__What this task involves__
Scan the entries below for the word "JSON". Copy each line that has it.

__Material provided__
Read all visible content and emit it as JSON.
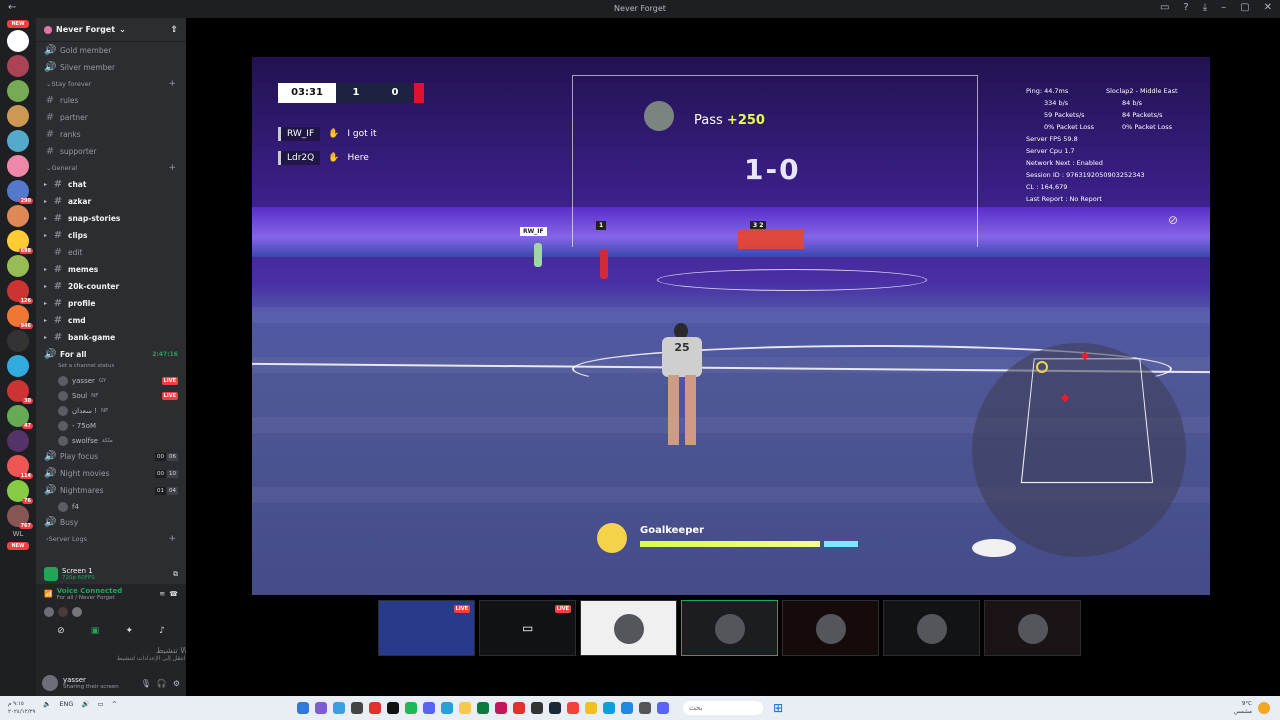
{
  "window": {
    "title": "Never Forget",
    "back_glyph": "←"
  },
  "guilds": {
    "new_tag": "NEW",
    "wl_label": "WL",
    "badges": [
      "",
      "",
      "",
      "",
      "",
      "",
      "290",
      "",
      "698",
      "",
      "126",
      "946",
      "",
      "",
      "30",
      "47",
      "",
      "114",
      "76",
      "767"
    ]
  },
  "server": {
    "name": "Never Forget",
    "invite_glyph": "⇪"
  },
  "channels": {
    "top_items": [
      {
        "label": "Gold member",
        "type": "voice"
      },
      {
        "label": "Silver member",
        "type": "voice"
      }
    ],
    "cat_stay": "Stay forever",
    "stay_items": [
      "rules",
      "partner",
      "ranks",
      "supporter"
    ],
    "cat_general": "General",
    "general_items": [
      {
        "label": "chat",
        "unread": true
      },
      {
        "label": "azkar",
        "unread": true
      },
      {
        "label": "snap-stories",
        "unread": true
      },
      {
        "label": "clips",
        "unread": true
      },
      {
        "label": "edit",
        "unread": false
      },
      {
        "label": "memes",
        "unread": true
      },
      {
        "label": "20k-counter",
        "unread": true
      },
      {
        "label": "profile",
        "unread": true
      },
      {
        "label": "cmd",
        "unread": true
      },
      {
        "label": "bank-game",
        "unread": true
      }
    ],
    "for_all": {
      "label": "For all",
      "timer": "2:47:16",
      "status": "Set a channel status"
    },
    "vc_users": [
      {
        "name": "yasser",
        "tag": "GY",
        "live": "LIVE"
      },
      {
        "name": "Soul",
        "tag": "NF",
        "live": "LIVE"
      },
      {
        "name": "سعدان !",
        "tag": "NF",
        "live": ""
      },
      {
        "name": "- 75oM",
        "tag": "",
        "live": ""
      },
      {
        "name": "swolfse",
        "tag": "ملكة",
        "live": ""
      }
    ],
    "voice_rooms": [
      {
        "label": "Play focus",
        "c1": "00",
        "c2": "06"
      },
      {
        "label": "Night movies",
        "c1": "00",
        "c2": "10"
      },
      {
        "label": "Nightmares",
        "c1": "01",
        "c2": "04"
      }
    ],
    "nightmares_user": "f4",
    "busy": "Busy",
    "server_logs": "Server Logs",
    "new_tag": "NEW"
  },
  "panel": {
    "screen_title": "Screen 1",
    "screen_sub": "720p 60FPS",
    "vc_connected": "Voice Connected",
    "vc_where": "For all / Never Forget",
    "user_name": "yasser",
    "user_status": "Sharing their screen",
    "wm_line1": "تنشيط Windows",
    "wm_line2": "انتقل إلى الإعدادات لتنشيط Windows."
  },
  "game": {
    "clock": "03:31",
    "score_home": "1",
    "score_away": "0",
    "chat": [
      {
        "name": "RW_IF",
        "msg": "I got it"
      },
      {
        "name": "Ldr2Q",
        "msg": "Here"
      }
    ],
    "pass_label": "Pass",
    "pass_points": "+250",
    "big_score": "1-0",
    "tag_rw": "RW_IF",
    "tag_one": "1",
    "tag_32": "3 2",
    "jersey": "25",
    "gk_label": "Goalkeeper",
    "net": {
      "ping": "Ping:  44.7ms",
      "bps_left": "334 b/s",
      "pps_left": "59 Packets/s",
      "loss_left": "0% Packet Loss",
      "server_fps": "Server FPS  59.8",
      "server_cpu": "Server Cpu  1.7",
      "network_next": "Network Next : Enabled",
      "session": "Session ID : 9763192050903252343",
      "cl": "CL : 164,679",
      "last_report": "Last Report : No Report",
      "region": "Sloclap2 - Middle East",
      "bps_right": "84 b/s",
      "pps_right": "84 Packets/s",
      "loss_right": "0% Packet Loss"
    }
  },
  "thumbs": [
    {
      "live": "LIVE"
    },
    {
      "live": "LIVE"
    },
    {
      "live": ""
    },
    {
      "live": ""
    },
    {
      "live": ""
    },
    {
      "live": ""
    },
    {
      "live": ""
    }
  ],
  "taskbar": {
    "lang": "ENG",
    "search_placeholder": "بحث",
    "clock_time": "٩:١٥ م",
    "clock_date": "٢٠٢٤/١٢/٢٩",
    "temp": "9°C",
    "weather_sub": "مشمس"
  },
  "colors": {
    "discord_bg": "#2b2d31",
    "live_red": "#f23f43",
    "accent_green": "#23a559"
  }
}
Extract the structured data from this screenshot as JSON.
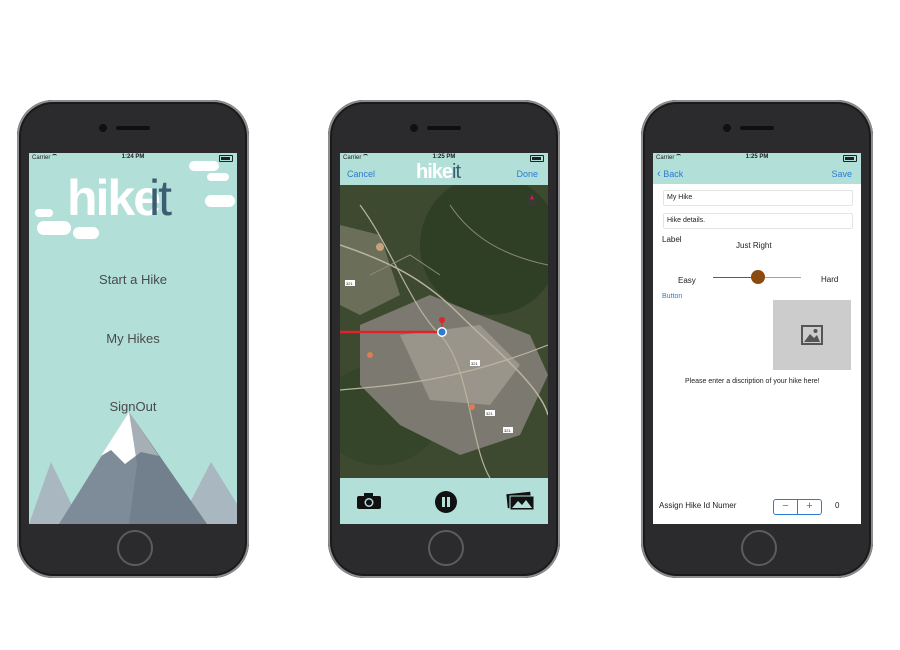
{
  "status": {
    "carrier": "Carrier"
  },
  "screen1": {
    "time": "1:24 PM",
    "logo_hike": "hike",
    "logo_it": "it",
    "menu": [
      "Start a Hike",
      "My Hikes",
      "SignOut"
    ]
  },
  "screen2": {
    "time": "1:25 PM",
    "cancel": "Cancel",
    "done": "Done",
    "logo_hike": "hike",
    "logo_it": "it",
    "route_labels": [
      "321",
      "321",
      "321",
      "321"
    ],
    "icons": [
      "camera-icon",
      "pause-icon",
      "photos-icon"
    ]
  },
  "screen3": {
    "time": "1:25 PM",
    "back": "Back",
    "save": "Save",
    "name_value": "My Hike",
    "details_value": "Hike details.",
    "label": "Label",
    "difficulty_value": "Just Right",
    "easy": "Easy",
    "hard": "Hard",
    "difficulty_fraction": 0.55,
    "button": "Button",
    "description_prompt": "Please enter a discription of your hike here!",
    "assign_label": "Assign Hike Id Numer",
    "stepper_minus": "−",
    "stepper_plus": "+",
    "counter": "0"
  },
  "colors": {
    "mint": "#b2dfd8",
    "blue": "#2b7cd0",
    "slider_thumb": "#8b4a0e"
  }
}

__Written answer__
Read all visible content and emit it as JSON.
Extract the structured data from this screenshot as JSON.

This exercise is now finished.